(Exercise inputs)
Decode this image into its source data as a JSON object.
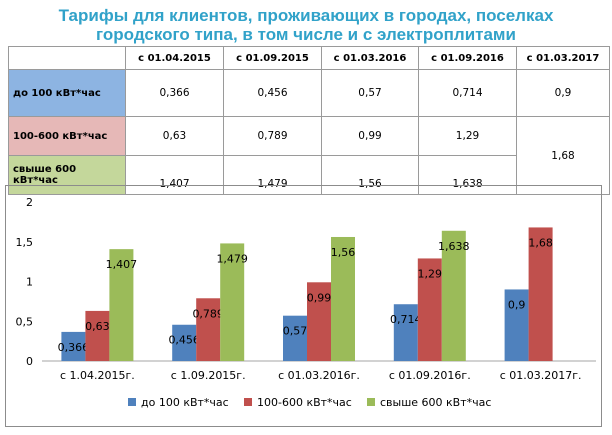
{
  "title_line1": "Тарифы для клиентов, проживающих в городах, поселках",
  "title_line2": "городского типа, в том числе и с электроплитами",
  "table": {
    "headers": [
      "с 01.04.2015",
      "с 01.09.2015",
      "с 01.03.2016",
      "с 01.09.2016",
      "с 01.03.2017"
    ],
    "rows": [
      {
        "label": "до 100 кВт*час",
        "color": "#8db4e2",
        "values": [
          "0,366",
          "0,456",
          "0,57",
          "0,714",
          "0,9"
        ]
      },
      {
        "label": "100-600 кВт*час",
        "color": "#e6b8b7",
        "values": [
          "0,63",
          "0,789",
          "0,99",
          "1,29"
        ]
      },
      {
        "label_line1": "свыше 600",
        "label_line2": "кВт*час",
        "color": "#c4d79b",
        "values": [
          "1,407",
          "1,479",
          "1,56",
          "1,638"
        ]
      }
    ],
    "merged_value": "1,68"
  },
  "chart_data": {
    "type": "bar",
    "categories": [
      "с 1.04.2015г.",
      "с 1.09.2015г.",
      "с 01.03.2016г.",
      "с 01.09.2016г.",
      "с 01.03.2017г."
    ],
    "series": [
      {
        "name": "до 100 кВт*час",
        "color": "#4f81bd",
        "values": [
          0.366,
          0.456,
          0.57,
          0.714,
          0.9
        ],
        "labels": [
          "0,366",
          "0,456",
          "0,57",
          "0,714",
          "0,9"
        ]
      },
      {
        "name": "100-600 кВт*час",
        "color": "#c0504d",
        "values": [
          0.63,
          0.789,
          0.99,
          1.29,
          1.68
        ],
        "labels": [
          "0,63",
          "0,789",
          "0,99",
          "1,29",
          "1,68"
        ]
      },
      {
        "name": "свыше 600 кВт*час",
        "color": "#9bbb59",
        "values": [
          1.407,
          1.479,
          1.56,
          1.638,
          null
        ],
        "labels": [
          "1,407",
          "1,479",
          "1,56",
          "1,638",
          ""
        ]
      }
    ],
    "ylim": [
      0,
      2
    ],
    "yticks": [
      0,
      0.5,
      1,
      1.5,
      2
    ],
    "ytick_labels": [
      "0",
      "0,5",
      "1",
      "1,5",
      "2"
    ],
    "legend_position": "bottom",
    "grid": false
  }
}
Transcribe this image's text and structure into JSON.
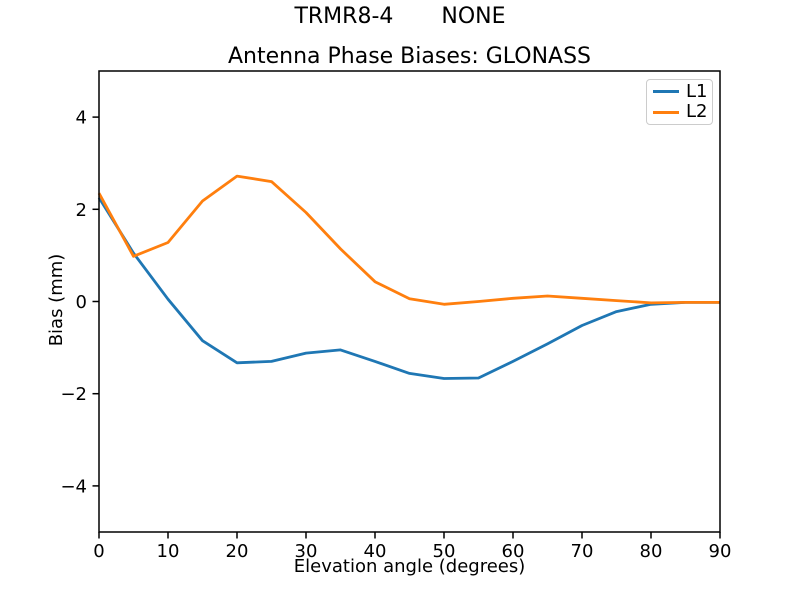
{
  "header": {
    "suptitle_left": "TRMR8-4",
    "suptitle_right": "NONE",
    "title": "Antenna Phase Biases: GLONASS"
  },
  "chart_data": {
    "type": "line",
    "title": "Antenna Phase Biases: GLONASS",
    "xlabel": "Elevation angle (degrees)",
    "ylabel": "Bias (mm)",
    "xlim": [
      0,
      90
    ],
    "ylim": [
      -5,
      5
    ],
    "x_ticks": [
      0,
      10,
      20,
      30,
      40,
      50,
      60,
      70,
      80,
      90
    ],
    "y_ticks": [
      -4,
      -2,
      0,
      2,
      4
    ],
    "grid": false,
    "legend_position": "upper right",
    "background": "#ffffff",
    "axis_color": "#000000",
    "x": [
      0,
      5,
      10,
      15,
      20,
      25,
      30,
      35,
      40,
      45,
      50,
      55,
      60,
      65,
      70,
      75,
      80,
      85,
      90
    ],
    "series": [
      {
        "name": "L1",
        "color": "#1f77b4",
        "values": [
          2.25,
          1.05,
          0.05,
          -0.85,
          -1.33,
          -1.3,
          -1.12,
          -1.05,
          -1.3,
          -1.56,
          -1.67,
          -1.66,
          -1.3,
          -0.92,
          -0.52,
          -0.22,
          -0.06,
          -0.02,
          -0.02
        ]
      },
      {
        "name": "L2",
        "color": "#ff7f0e",
        "values": [
          2.35,
          0.98,
          1.28,
          2.18,
          2.72,
          2.6,
          1.93,
          1.14,
          0.43,
          0.06,
          -0.06,
          0.0,
          0.07,
          0.12,
          0.07,
          0.02,
          -0.03,
          -0.02,
          -0.02
        ]
      }
    ]
  }
}
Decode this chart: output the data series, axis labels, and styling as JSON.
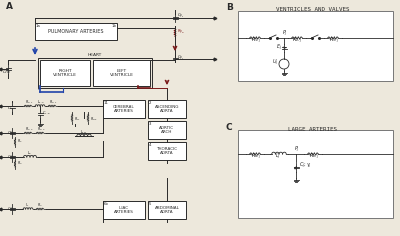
{
  "title_A": "A",
  "title_B": "B",
  "title_C": "C",
  "label_pulm": "PULMONARY ARTERIES",
  "label_heart": "HEART",
  "label_rv": "RIGHT\nVENTRICLE",
  "label_lv": "LEFT\nVENTRICLE",
  "label_cerebral": "CEREBRAL\nARTERIES",
  "label_ascending": "ASCENDING\nAORTA",
  "label_aortic": "AORTIC\nARCH",
  "label_thoracic": "THORACIC\nAORTA",
  "label_abdominal": "ABDOMINAL\nAORTA",
  "label_iliac": "ILIAC\nARTERIES",
  "label_B": "VENTRICLES AND VALVES",
  "label_C": "LARGE ARTERIES",
  "bg_color": "#ede8dc",
  "line_color": "#2a2a2a",
  "blue_color": "#2244aa",
  "red_color": "#7a1a1a",
  "text_color": "#2a2a2a"
}
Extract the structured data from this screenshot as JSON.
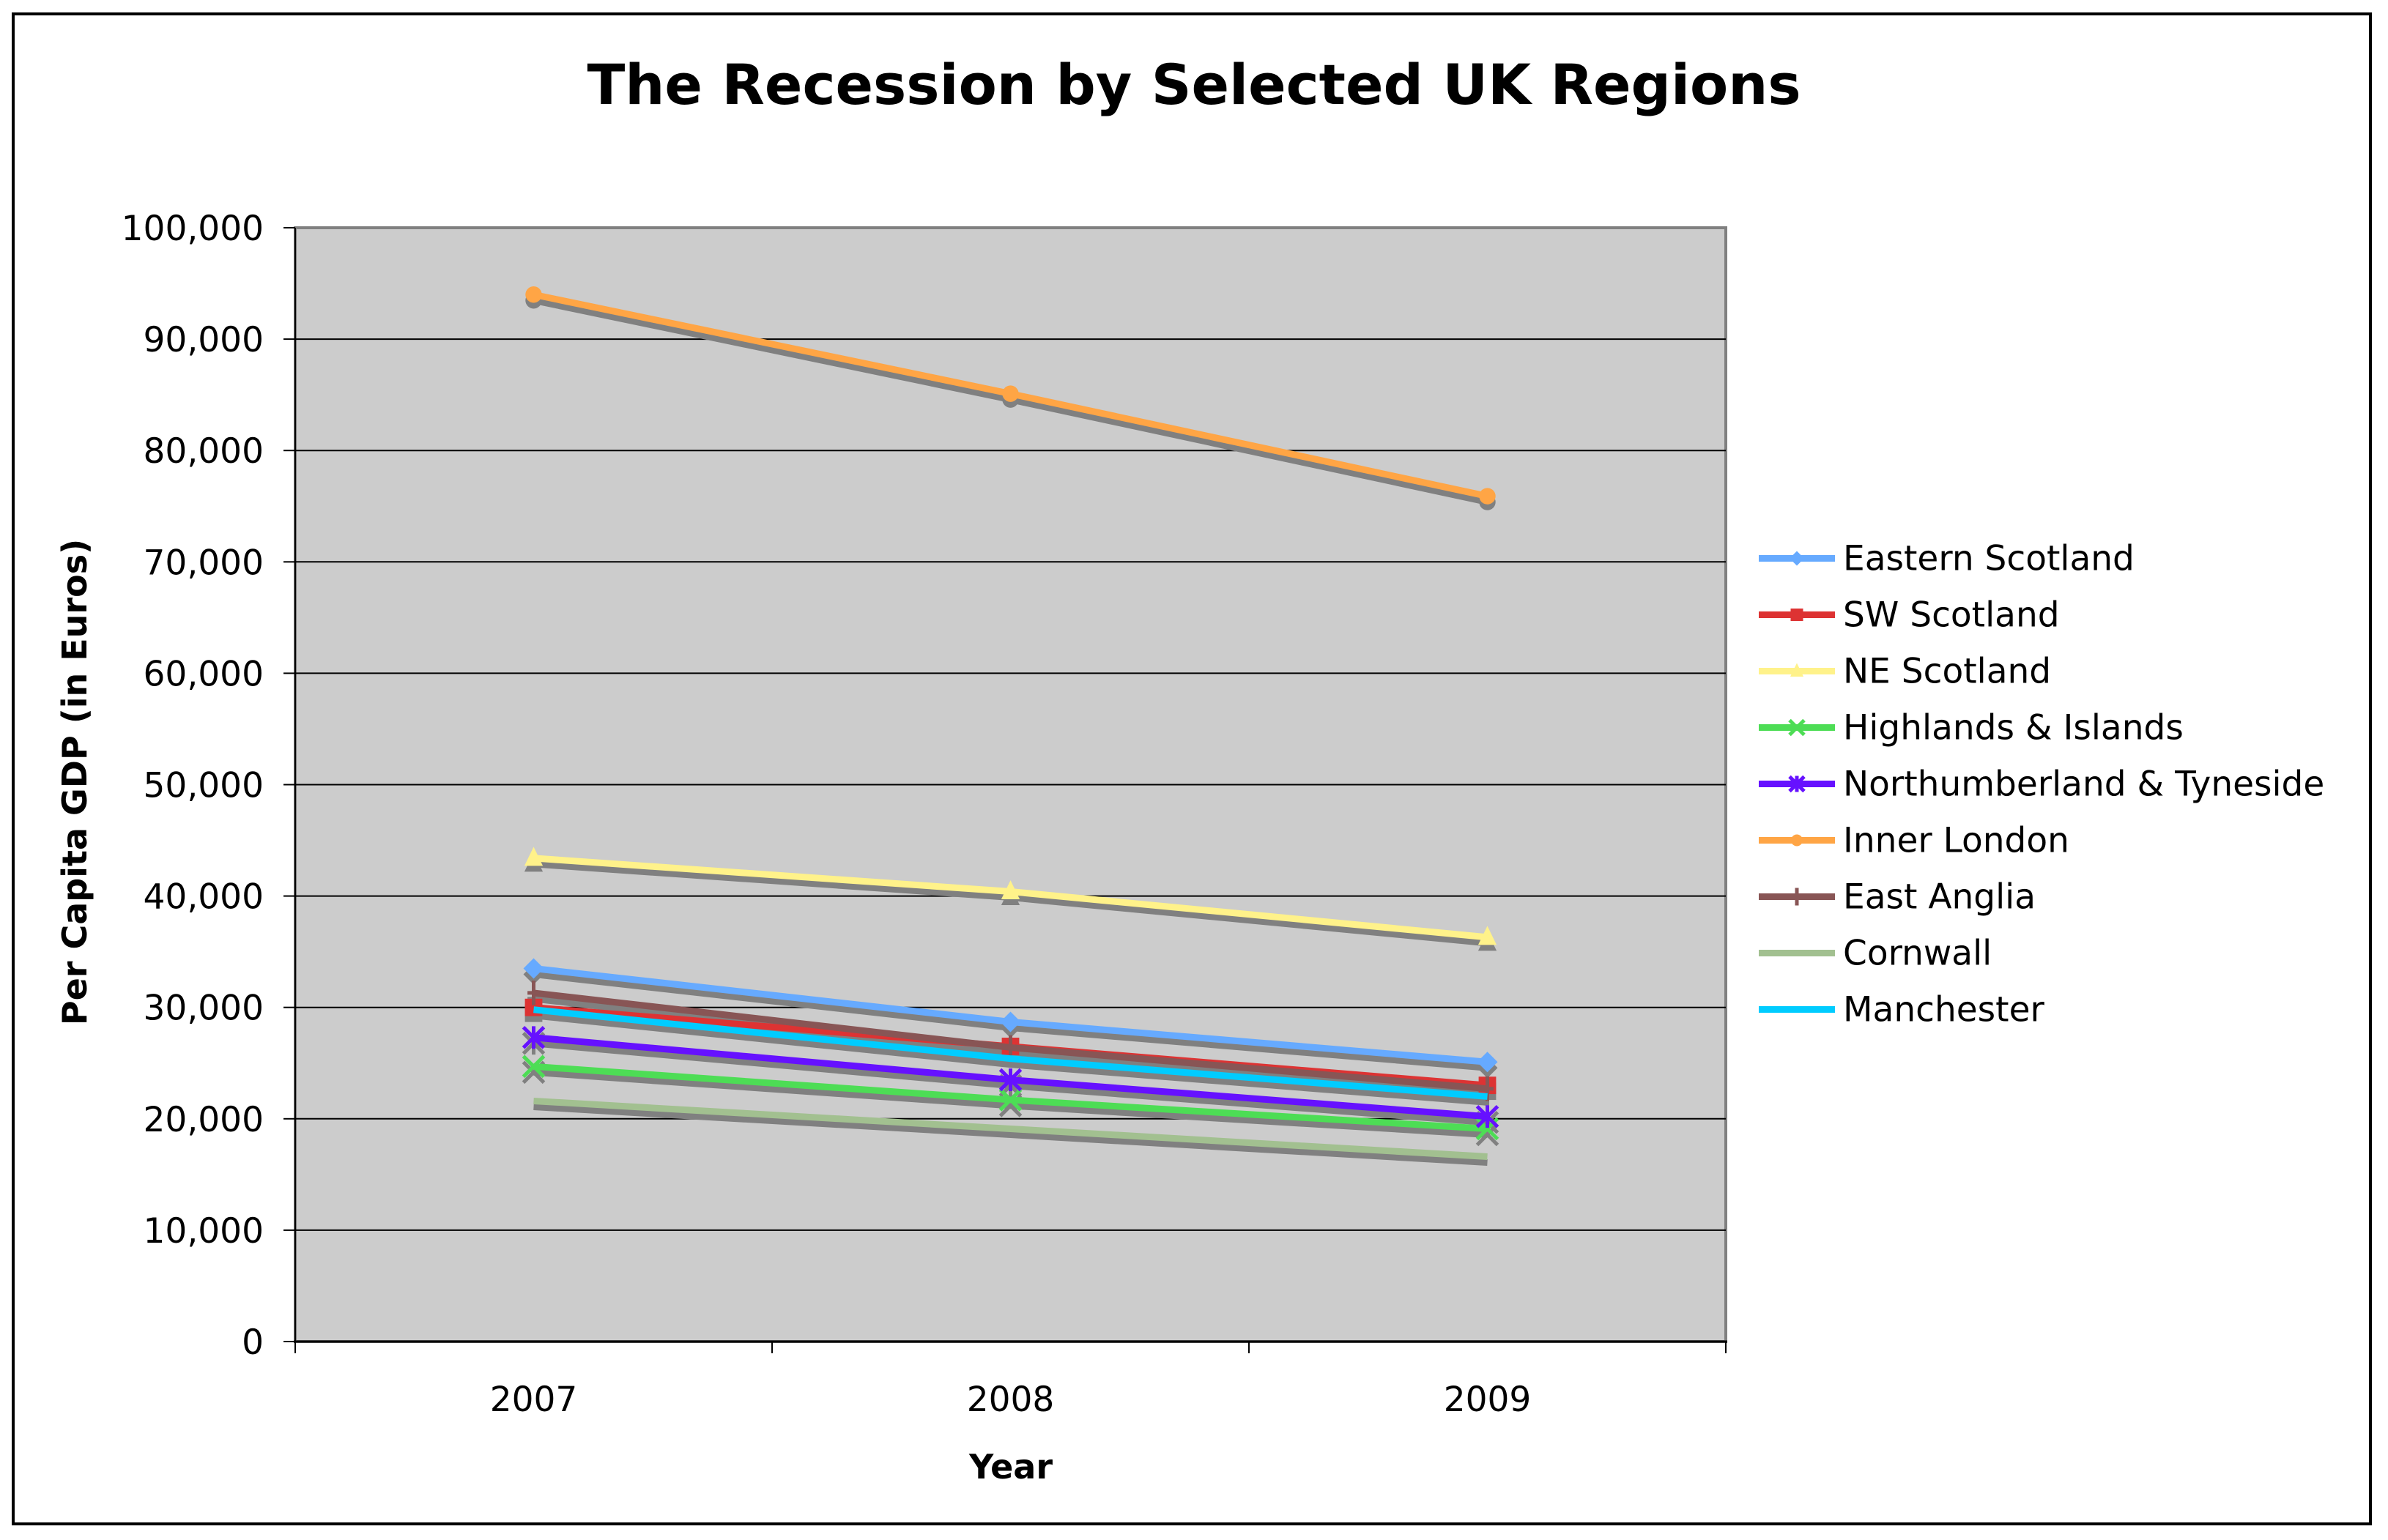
{
  "chart_data": {
    "type": "line",
    "title": "The Recession by Selected UK Regions",
    "xlabel": "Year",
    "ylabel": "Per Capita GDP (in Euros)",
    "categories": [
      "2007",
      "2008",
      "2009"
    ],
    "ylim": [
      0,
      100000
    ],
    "yticks": [
      0,
      10000,
      20000,
      30000,
      40000,
      50000,
      60000,
      70000,
      80000,
      90000,
      100000
    ],
    "ytick_labels": [
      "0",
      "10,000",
      "20,000",
      "30,000",
      "40,000",
      "50,000",
      "60,000",
      "70,000",
      "80,000",
      "90,000",
      "100,000"
    ],
    "grid": true,
    "legend_position": "right",
    "plot_background": "#cccccc",
    "series": [
      {
        "name": "Eastern Scotland",
        "color": "#66aaff",
        "marker": "diamond",
        "values": [
          33500,
          28700,
          25100
        ]
      },
      {
        "name": "SW Scotland",
        "color": "#dd3333",
        "marker": "square",
        "values": [
          30000,
          26500,
          23000
        ]
      },
      {
        "name": "NE Scotland",
        "color": "#fff28a",
        "marker": "triangle",
        "values": [
          43400,
          40400,
          36300
        ]
      },
      {
        "name": "Highlands & Islands",
        "color": "#4ddd55",
        "marker": "x",
        "values": [
          24700,
          21700,
          19100
        ]
      },
      {
        "name": "Northumberland & Tyneside",
        "color": "#6611ff",
        "marker": "asterisk",
        "values": [
          27300,
          23500,
          20200
        ]
      },
      {
        "name": "Inner London",
        "color": "#ffa545",
        "marker": "circle",
        "values": [
          94000,
          85100,
          75900
        ]
      },
      {
        "name": "East Anglia",
        "color": "#885555",
        "marker": "plus",
        "values": [
          31300,
          26400,
          22700
        ]
      },
      {
        "name": "Cornwall",
        "color": "#a2c090",
        "marker": "none",
        "values": [
          21600,
          19100,
          16600
        ]
      },
      {
        "name": "Manchester",
        "color": "#00ccff",
        "marker": "none",
        "values": [
          29800,
          25400,
          22000
        ]
      }
    ]
  }
}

(Written problem) Copy and report every line where the word "Phase" is present.

(Result of this task)
    "title": "Antenna Phase Biases: GLONASS"
    "title": "Antenna Phase Biases: GLONASS",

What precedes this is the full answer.